**Stated task:** Look through the records below, and copy out every line that holds the string "وأما".

**Input:**

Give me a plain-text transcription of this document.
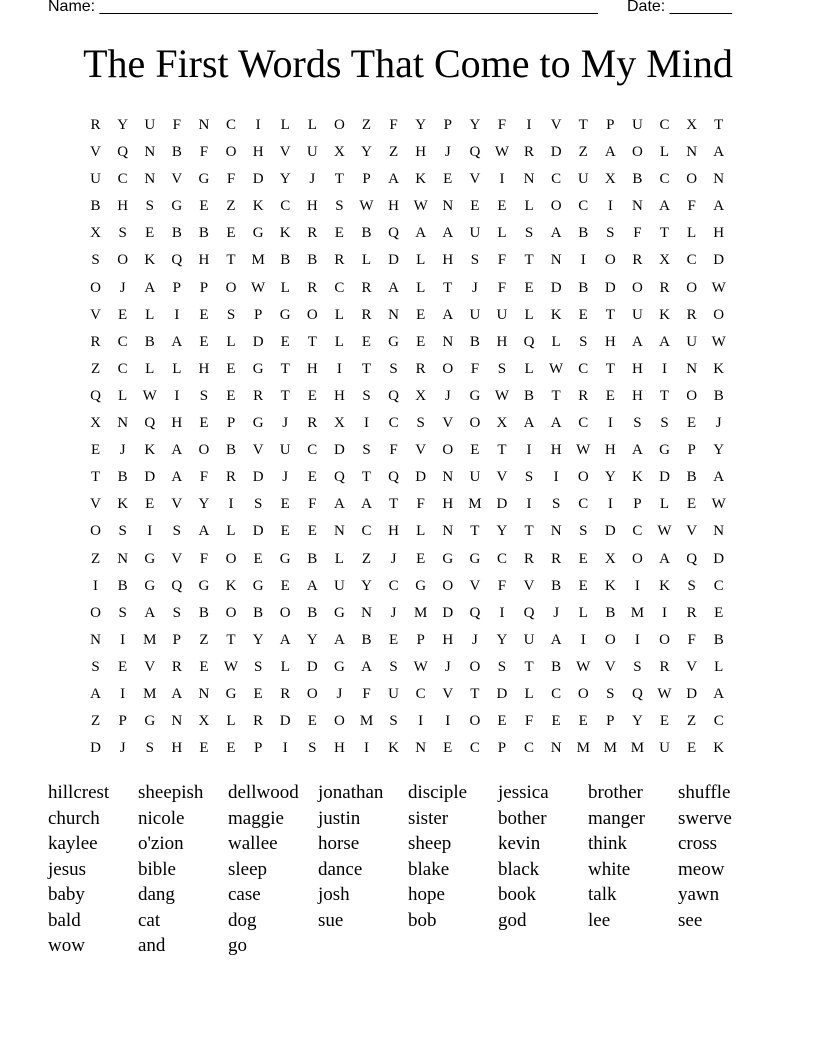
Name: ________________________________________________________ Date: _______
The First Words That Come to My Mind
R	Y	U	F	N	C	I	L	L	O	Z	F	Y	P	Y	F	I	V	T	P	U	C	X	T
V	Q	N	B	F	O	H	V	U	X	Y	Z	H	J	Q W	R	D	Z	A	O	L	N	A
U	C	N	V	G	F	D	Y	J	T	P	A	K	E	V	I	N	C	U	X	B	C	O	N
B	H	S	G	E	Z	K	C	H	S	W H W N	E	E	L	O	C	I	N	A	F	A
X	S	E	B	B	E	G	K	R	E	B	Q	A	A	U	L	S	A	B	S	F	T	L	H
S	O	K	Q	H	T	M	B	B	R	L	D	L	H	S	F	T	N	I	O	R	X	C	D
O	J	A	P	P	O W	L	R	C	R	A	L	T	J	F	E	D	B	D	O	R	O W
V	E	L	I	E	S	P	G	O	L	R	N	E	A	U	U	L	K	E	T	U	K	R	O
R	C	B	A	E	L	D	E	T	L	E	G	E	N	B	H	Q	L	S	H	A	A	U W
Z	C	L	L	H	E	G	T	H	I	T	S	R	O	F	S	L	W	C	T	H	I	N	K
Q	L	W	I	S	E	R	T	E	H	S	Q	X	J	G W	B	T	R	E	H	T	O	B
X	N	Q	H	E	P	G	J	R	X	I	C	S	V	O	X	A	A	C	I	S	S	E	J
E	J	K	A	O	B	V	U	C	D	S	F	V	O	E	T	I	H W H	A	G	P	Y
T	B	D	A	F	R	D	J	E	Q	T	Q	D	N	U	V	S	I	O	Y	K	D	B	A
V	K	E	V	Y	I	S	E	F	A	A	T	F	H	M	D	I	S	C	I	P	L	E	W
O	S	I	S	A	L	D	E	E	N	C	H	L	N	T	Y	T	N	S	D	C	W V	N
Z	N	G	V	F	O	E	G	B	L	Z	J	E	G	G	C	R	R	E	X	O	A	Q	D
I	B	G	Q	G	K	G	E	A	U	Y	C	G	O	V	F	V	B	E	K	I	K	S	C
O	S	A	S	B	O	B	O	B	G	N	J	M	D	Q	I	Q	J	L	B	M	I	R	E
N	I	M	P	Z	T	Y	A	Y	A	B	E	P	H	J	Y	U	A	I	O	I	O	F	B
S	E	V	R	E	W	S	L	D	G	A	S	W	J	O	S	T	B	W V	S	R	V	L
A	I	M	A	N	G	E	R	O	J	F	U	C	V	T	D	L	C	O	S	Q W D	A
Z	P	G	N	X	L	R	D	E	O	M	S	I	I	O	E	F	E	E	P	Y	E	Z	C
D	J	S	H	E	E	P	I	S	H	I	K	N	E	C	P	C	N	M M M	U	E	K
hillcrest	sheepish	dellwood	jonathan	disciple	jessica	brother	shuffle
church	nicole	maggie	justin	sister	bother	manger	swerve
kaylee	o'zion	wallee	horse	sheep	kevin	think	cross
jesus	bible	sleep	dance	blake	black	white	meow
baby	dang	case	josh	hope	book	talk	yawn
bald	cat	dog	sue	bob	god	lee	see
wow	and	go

...

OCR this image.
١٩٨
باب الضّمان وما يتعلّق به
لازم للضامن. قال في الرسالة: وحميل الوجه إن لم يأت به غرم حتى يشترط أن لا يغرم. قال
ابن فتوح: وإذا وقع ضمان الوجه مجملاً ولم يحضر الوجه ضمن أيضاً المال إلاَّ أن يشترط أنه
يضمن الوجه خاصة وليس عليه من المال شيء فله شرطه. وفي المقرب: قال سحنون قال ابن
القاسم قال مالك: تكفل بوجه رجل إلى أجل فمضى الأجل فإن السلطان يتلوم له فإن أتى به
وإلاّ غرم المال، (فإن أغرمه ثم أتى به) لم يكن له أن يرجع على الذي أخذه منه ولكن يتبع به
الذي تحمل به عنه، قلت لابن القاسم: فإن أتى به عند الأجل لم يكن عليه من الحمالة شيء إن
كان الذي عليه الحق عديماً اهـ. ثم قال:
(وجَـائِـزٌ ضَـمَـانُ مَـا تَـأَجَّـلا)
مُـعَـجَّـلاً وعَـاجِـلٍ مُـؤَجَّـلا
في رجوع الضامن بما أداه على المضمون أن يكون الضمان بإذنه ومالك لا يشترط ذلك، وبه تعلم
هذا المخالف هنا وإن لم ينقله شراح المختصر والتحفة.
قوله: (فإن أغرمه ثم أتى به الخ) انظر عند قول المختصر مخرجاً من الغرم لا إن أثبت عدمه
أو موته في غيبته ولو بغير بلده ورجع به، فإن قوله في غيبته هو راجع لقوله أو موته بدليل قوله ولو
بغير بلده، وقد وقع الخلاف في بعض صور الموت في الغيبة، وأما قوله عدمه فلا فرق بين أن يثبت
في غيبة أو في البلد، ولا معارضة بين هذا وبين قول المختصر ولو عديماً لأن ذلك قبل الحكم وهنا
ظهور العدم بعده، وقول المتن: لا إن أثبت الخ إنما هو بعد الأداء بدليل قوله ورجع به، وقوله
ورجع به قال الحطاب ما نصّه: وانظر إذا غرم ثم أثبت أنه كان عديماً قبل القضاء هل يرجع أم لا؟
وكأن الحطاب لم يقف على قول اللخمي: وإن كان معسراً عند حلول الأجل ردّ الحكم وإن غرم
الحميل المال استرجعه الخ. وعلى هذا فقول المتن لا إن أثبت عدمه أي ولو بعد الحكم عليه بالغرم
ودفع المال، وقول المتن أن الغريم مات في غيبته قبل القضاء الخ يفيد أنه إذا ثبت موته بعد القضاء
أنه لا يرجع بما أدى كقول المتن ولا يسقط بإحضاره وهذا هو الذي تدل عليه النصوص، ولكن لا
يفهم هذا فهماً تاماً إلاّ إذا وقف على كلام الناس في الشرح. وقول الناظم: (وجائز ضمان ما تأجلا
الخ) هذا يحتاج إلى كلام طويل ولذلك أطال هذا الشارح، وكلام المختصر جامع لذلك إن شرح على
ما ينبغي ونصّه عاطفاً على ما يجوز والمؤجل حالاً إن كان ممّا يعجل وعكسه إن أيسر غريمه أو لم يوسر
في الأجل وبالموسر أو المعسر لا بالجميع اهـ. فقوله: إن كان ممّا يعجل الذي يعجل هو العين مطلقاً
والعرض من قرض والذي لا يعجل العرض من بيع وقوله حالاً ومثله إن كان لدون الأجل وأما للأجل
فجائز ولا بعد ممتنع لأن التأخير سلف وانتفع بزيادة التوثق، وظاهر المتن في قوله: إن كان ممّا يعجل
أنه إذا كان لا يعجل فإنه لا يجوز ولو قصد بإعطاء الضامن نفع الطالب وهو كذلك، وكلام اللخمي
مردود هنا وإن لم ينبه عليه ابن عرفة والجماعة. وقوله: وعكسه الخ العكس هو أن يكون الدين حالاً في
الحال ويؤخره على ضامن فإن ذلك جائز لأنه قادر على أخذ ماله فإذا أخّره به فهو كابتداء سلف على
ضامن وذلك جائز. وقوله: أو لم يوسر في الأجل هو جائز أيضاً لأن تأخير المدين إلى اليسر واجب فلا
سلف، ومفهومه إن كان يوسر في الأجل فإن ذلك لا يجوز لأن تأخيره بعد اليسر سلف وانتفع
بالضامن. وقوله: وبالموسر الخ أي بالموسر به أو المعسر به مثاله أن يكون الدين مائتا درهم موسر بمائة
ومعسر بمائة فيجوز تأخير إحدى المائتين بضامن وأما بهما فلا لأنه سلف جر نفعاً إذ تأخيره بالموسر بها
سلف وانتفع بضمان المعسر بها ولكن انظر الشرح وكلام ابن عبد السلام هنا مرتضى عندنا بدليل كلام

**Answer for this exercise:**
بغير بلده، وقد وقع الخلاف في بعض صور الموت في الغيبة، وأما قوله عدمه فلا فرق بين أن يثبت
والعرض من قرض والذي لا يعجل العرض من بيع وقوله حالاً ومثله إن كان لدون الأجل وأما للأجل
ومعسر بمائة فيجوز تأخير إحدى المائتين بضامن وأما بهما فلا لأنه سلف جر نفعاً إذ تأخيره بالموسر بها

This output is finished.